§ What you have to do
Begin the copy at the line containing "Convert this document image to plain text." and end it at the final line of the material below, reproducing each line exactly, without images.

** start Data shown **

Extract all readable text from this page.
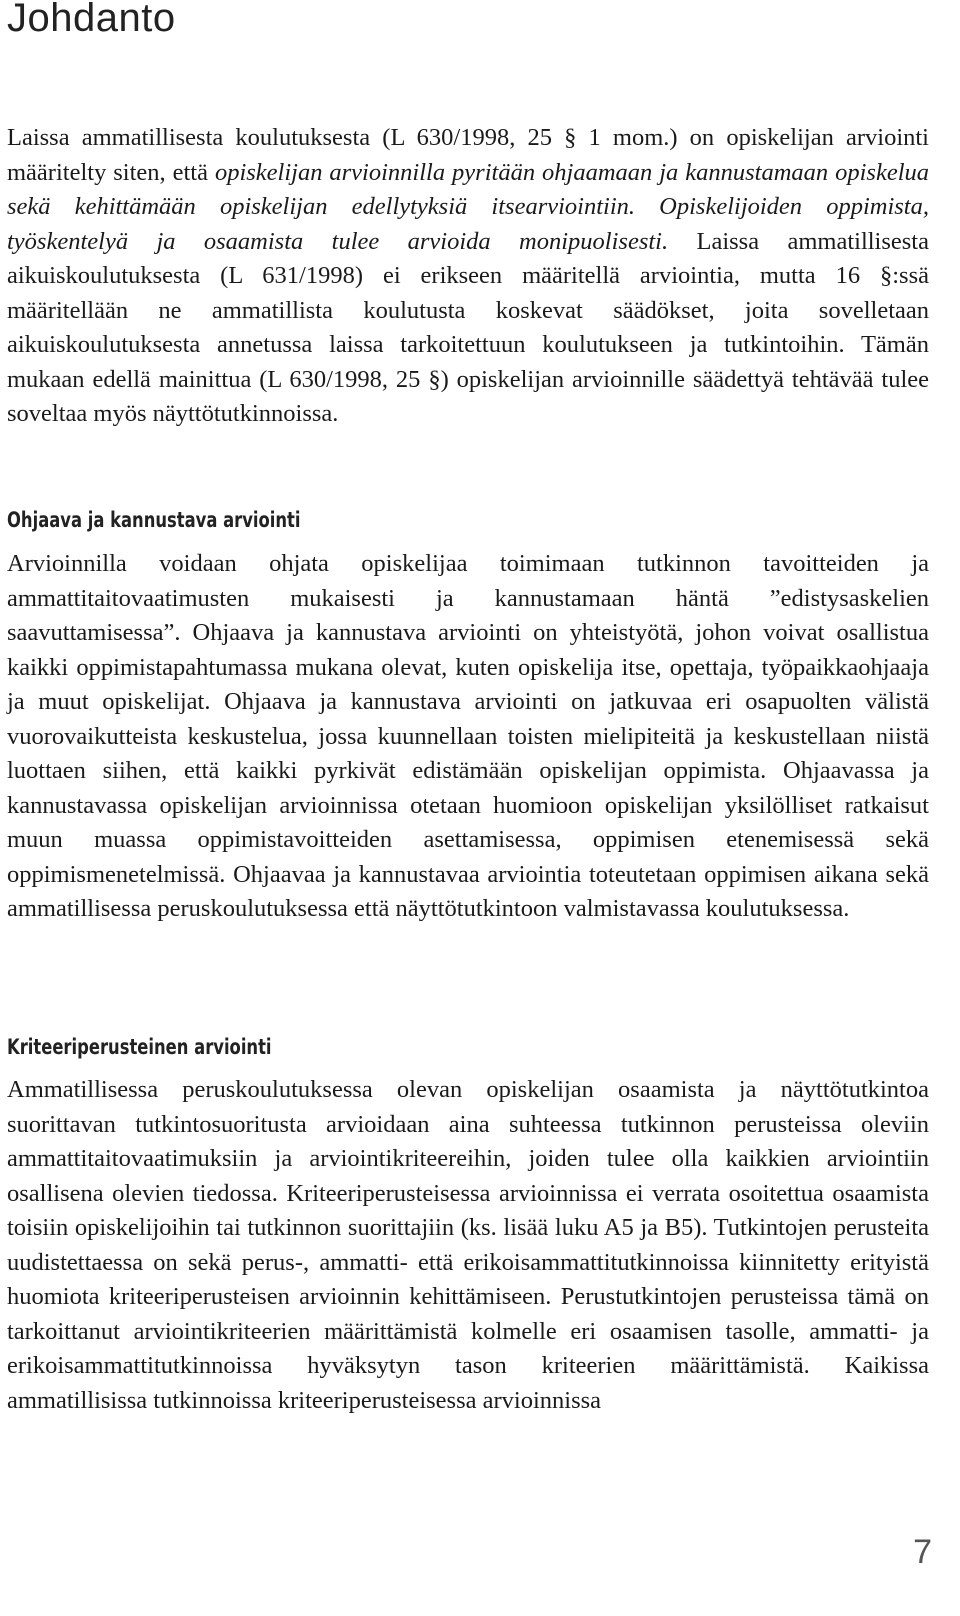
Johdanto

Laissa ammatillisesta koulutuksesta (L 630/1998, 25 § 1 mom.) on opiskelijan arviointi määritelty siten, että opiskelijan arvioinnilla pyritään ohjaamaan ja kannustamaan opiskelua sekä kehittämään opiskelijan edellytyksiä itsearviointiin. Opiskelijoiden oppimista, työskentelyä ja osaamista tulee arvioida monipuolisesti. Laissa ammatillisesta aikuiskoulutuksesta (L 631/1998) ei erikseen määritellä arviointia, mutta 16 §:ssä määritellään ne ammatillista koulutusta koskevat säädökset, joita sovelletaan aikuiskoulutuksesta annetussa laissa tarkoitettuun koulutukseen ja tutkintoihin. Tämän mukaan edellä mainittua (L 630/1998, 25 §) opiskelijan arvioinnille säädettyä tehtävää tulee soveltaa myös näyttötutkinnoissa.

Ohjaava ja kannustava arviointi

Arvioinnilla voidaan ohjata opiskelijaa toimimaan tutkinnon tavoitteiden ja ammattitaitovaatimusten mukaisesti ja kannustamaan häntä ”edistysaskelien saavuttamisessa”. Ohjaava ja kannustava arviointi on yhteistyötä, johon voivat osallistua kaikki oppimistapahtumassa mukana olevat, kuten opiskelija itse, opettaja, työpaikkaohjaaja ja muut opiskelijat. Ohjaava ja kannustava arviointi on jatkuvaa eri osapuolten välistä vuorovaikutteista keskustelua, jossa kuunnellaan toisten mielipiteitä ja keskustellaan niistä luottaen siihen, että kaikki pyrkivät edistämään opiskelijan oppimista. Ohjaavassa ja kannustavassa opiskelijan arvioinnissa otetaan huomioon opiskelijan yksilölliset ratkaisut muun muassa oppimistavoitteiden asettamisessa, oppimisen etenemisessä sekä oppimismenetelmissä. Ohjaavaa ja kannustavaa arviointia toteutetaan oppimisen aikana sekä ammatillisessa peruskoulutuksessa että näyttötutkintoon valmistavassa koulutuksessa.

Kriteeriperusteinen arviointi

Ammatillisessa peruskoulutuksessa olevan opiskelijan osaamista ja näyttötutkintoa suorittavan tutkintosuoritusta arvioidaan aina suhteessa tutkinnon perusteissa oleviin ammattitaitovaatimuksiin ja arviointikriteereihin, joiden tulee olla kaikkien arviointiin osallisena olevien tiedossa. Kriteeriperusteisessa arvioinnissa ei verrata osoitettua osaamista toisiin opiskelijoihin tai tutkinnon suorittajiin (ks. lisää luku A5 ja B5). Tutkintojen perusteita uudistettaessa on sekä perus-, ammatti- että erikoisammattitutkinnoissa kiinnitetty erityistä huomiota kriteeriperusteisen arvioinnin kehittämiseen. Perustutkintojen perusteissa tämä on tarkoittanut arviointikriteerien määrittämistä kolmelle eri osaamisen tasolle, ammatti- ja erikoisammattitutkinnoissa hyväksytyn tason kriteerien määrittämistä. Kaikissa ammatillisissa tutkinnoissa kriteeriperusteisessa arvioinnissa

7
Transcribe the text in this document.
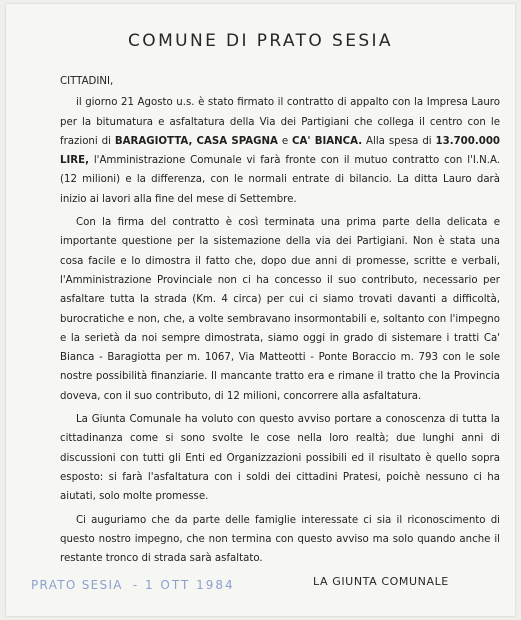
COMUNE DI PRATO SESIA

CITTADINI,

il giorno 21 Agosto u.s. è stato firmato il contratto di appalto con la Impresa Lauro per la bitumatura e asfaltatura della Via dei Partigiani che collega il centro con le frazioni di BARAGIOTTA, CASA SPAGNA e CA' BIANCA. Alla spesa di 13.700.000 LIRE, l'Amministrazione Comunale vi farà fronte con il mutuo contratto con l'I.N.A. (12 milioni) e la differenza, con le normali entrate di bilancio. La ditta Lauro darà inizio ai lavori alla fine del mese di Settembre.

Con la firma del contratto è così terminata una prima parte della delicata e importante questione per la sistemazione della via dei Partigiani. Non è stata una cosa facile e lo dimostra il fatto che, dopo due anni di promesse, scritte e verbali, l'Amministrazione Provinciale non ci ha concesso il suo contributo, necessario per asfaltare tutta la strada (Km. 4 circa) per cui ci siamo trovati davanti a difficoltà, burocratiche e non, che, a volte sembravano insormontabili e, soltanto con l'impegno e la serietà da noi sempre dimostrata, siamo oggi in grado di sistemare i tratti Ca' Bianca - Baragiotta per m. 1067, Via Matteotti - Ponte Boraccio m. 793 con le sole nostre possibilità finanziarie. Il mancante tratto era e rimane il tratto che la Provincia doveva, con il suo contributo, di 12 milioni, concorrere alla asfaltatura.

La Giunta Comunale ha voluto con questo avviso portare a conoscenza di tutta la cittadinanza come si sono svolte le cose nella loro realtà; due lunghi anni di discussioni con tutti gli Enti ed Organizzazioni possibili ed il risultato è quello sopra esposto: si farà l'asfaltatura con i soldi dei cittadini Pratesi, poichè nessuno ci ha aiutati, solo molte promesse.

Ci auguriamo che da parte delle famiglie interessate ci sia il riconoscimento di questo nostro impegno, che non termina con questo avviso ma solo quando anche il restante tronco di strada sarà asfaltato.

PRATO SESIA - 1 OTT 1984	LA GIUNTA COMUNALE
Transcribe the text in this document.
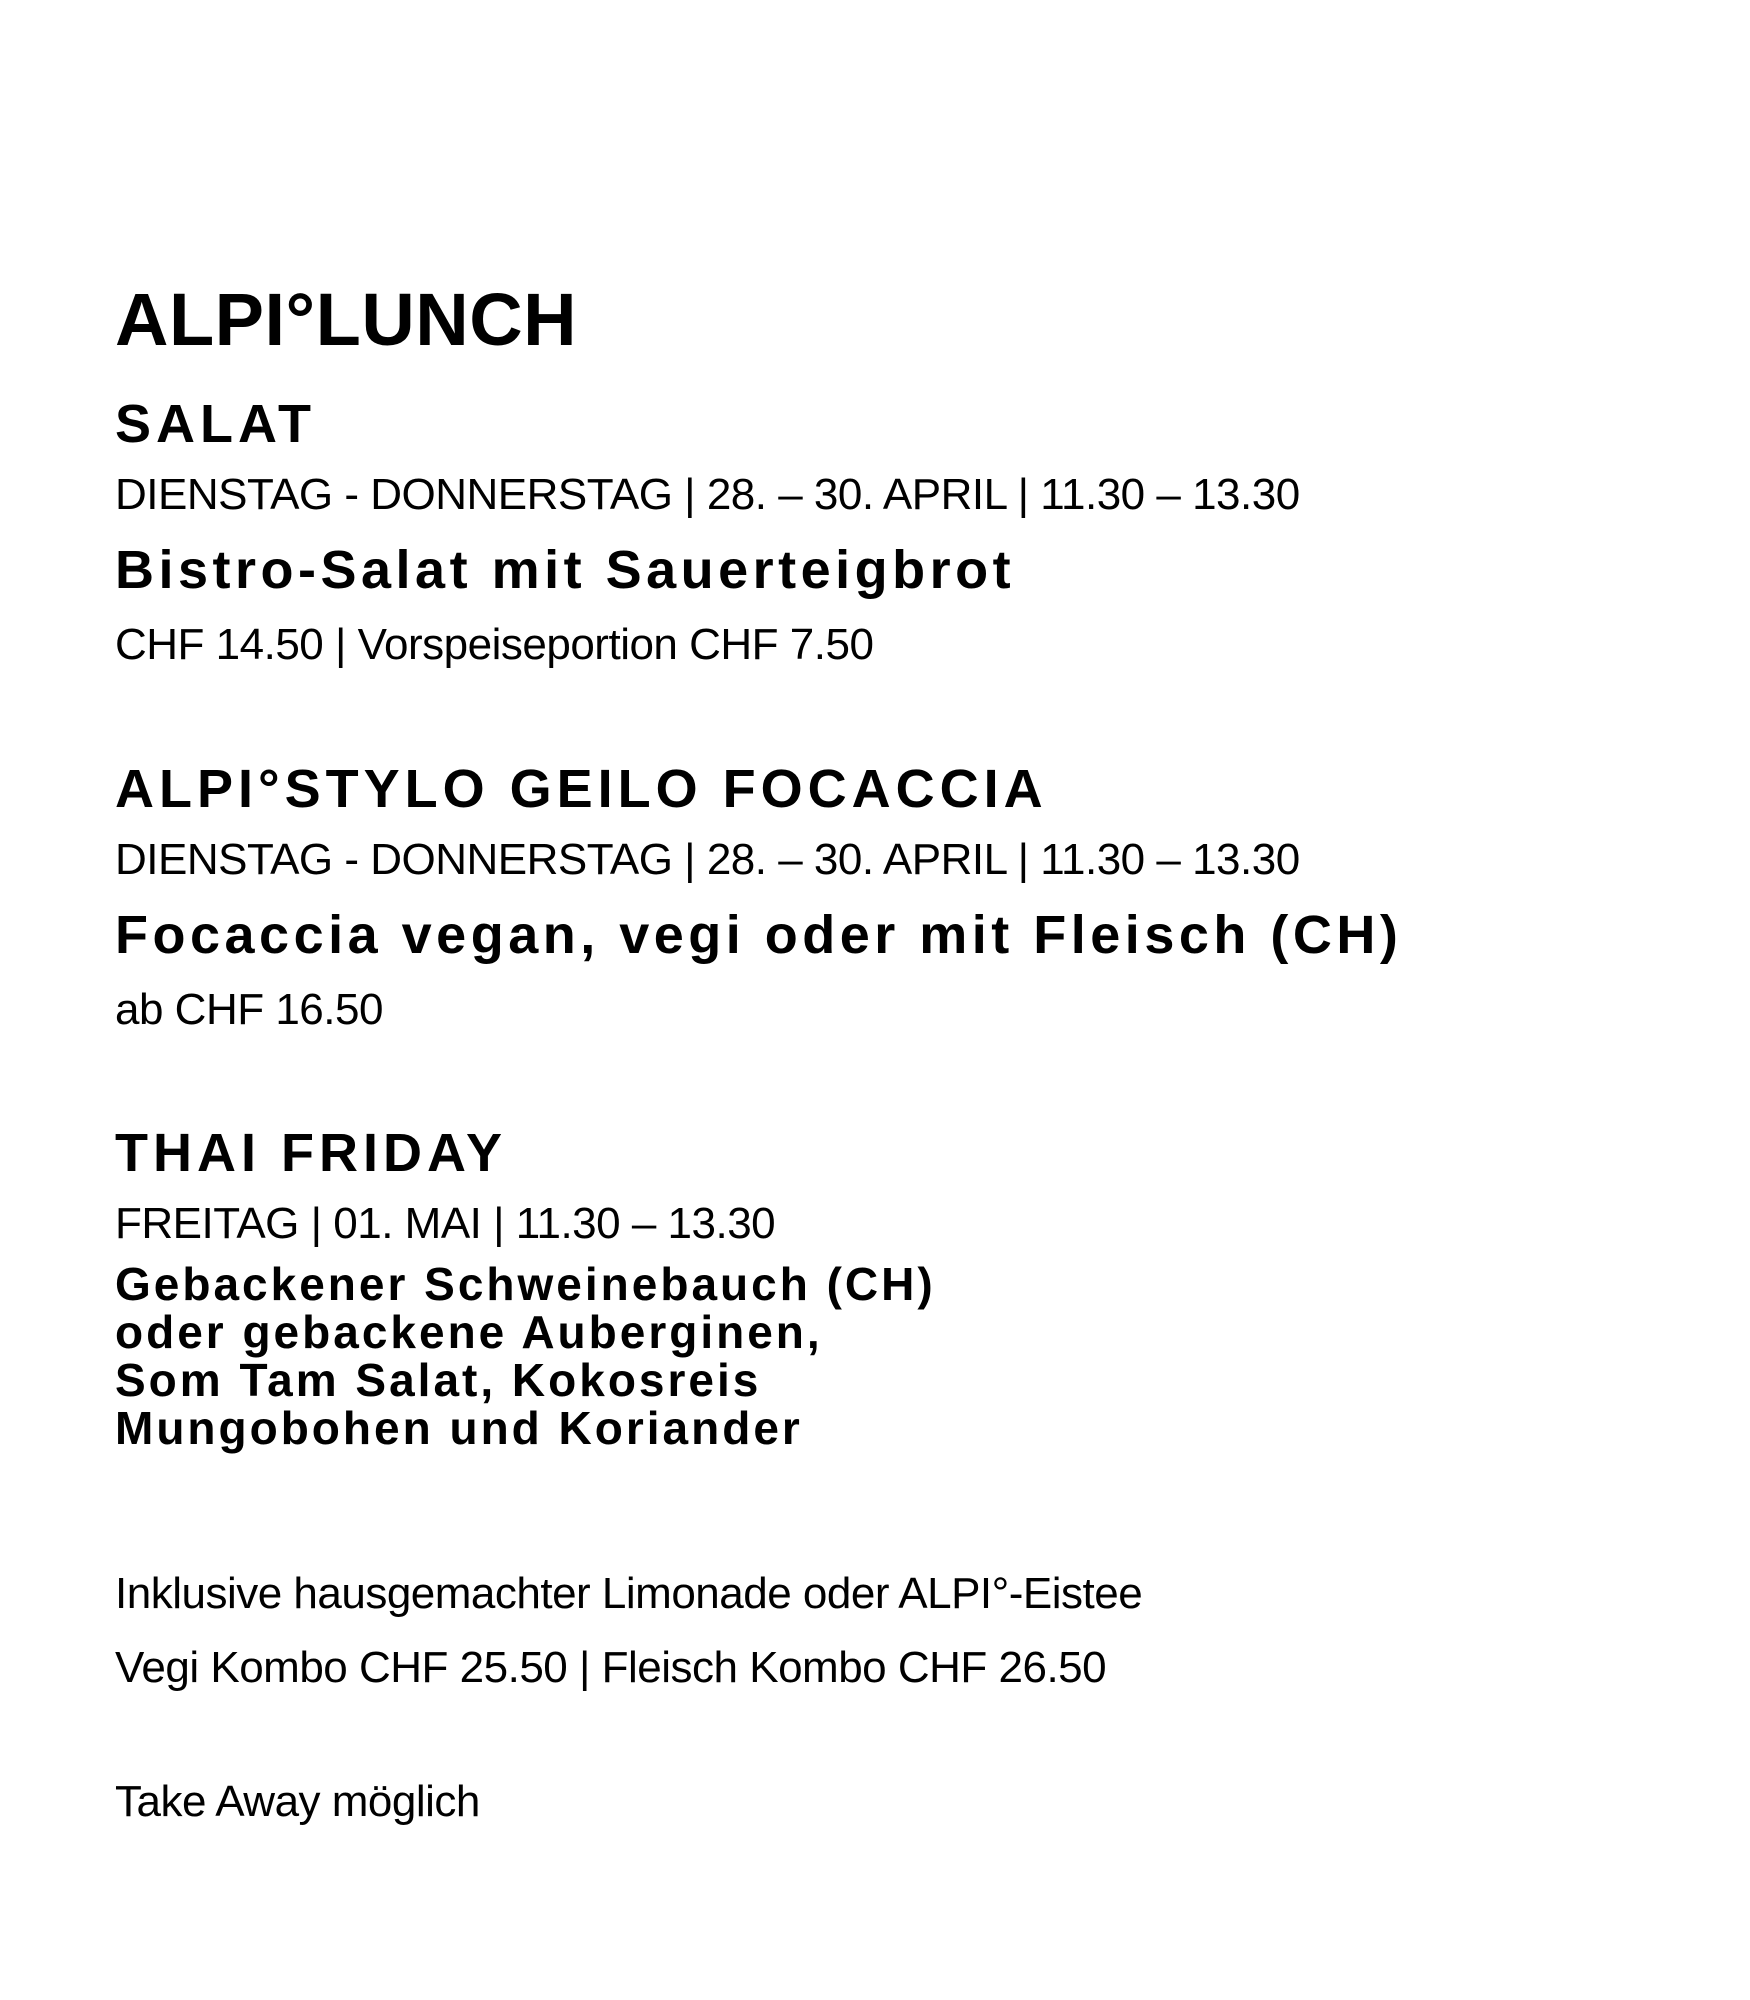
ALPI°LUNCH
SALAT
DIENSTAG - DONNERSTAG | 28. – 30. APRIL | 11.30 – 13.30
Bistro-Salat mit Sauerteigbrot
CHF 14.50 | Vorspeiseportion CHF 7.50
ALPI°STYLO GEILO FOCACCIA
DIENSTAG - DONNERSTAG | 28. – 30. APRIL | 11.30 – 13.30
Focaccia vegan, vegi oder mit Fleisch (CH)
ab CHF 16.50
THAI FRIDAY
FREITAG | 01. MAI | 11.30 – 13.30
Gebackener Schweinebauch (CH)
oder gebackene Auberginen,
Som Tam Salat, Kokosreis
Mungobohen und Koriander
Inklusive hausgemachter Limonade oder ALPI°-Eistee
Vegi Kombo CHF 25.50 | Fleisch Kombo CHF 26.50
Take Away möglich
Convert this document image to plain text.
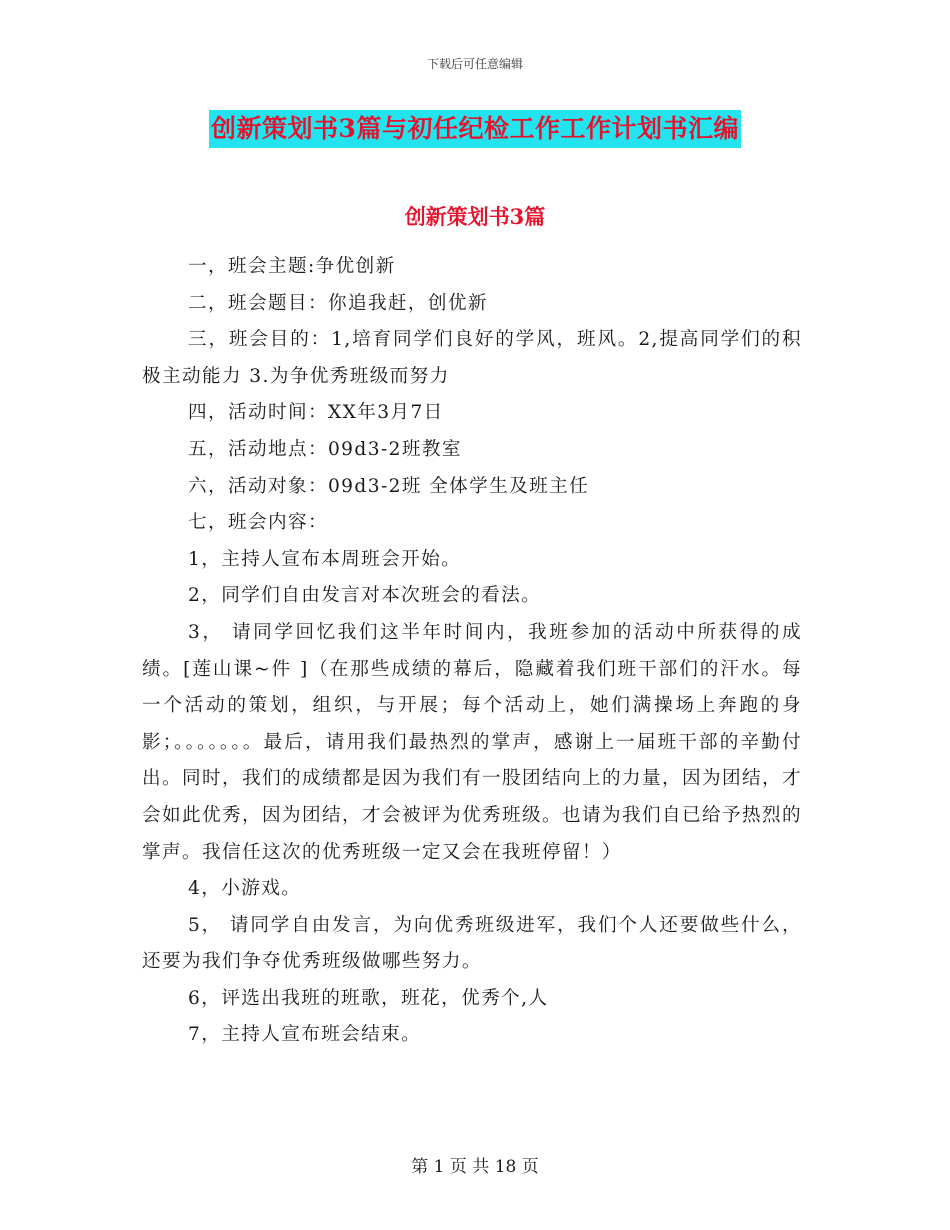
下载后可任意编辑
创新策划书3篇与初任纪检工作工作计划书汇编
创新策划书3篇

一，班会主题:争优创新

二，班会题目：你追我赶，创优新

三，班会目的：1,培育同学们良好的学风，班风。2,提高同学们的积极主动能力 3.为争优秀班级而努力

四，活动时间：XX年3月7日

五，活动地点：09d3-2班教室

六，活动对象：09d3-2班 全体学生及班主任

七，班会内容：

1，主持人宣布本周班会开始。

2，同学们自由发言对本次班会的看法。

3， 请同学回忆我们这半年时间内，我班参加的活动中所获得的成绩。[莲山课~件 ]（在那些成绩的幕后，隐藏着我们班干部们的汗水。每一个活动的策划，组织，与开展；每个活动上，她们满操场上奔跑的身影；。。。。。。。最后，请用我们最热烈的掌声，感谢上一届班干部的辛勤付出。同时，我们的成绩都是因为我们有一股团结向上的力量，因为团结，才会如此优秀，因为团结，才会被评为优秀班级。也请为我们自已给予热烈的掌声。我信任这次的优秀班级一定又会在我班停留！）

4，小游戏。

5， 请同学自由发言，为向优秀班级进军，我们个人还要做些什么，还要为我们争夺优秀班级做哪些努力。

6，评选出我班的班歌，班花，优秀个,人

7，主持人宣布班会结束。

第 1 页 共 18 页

** end Data shown **

§ Exercise response
Convert this document image to plain text.
下载后可任意编辑
创新策划书3篇与初任纪检工作工作计划书汇编
创新策划书3篇

一，班会主题:争优创新

二，班会题目：你追我赶，创优新

三，班会目的：1,培育同学们良好的学风，班风。2,提高同学们的积极主动能力 3.为争优秀班级而努力

四，活动时间：XX年3月7日

五，活动地点：09d3-2班教室

六，活动对象：09d3-2班 全体学生及班主任

七，班会内容：

1，主持人宣布本周班会开始。

2，同学们自由发言对本次班会的看法。

3， 请同学回忆我们这半年时间内，我班参加的活动中所获得的成绩。[莲山课~件 ]（在那些成绩的幕后，隐藏着我们班干部们的汗水。每一个活动的策划，组织，与开展；每个活动上，她们满操场上奔跑的身影；。。。。。。。最后，请用我们最热烈的掌声，感谢上一届班干部的辛勤付出。同时，我们的成绩都是因为我们有一股团结向上的力量，因为团结，才会如此优秀，因为团结，才会被评为优秀班级。也请为我们自已给予热烈的掌声。我信任这次的优秀班级一定又会在我班停留！）

4，小游戏。

5， 请同学自由发言，为向优秀班级进军，我们个人还要做些什么，还要为我们争夺优秀班级做哪些努力。

6，评选出我班的班歌，班花，优秀个,人

7，主持人宣布班会结束。

第 1 页 共 18 页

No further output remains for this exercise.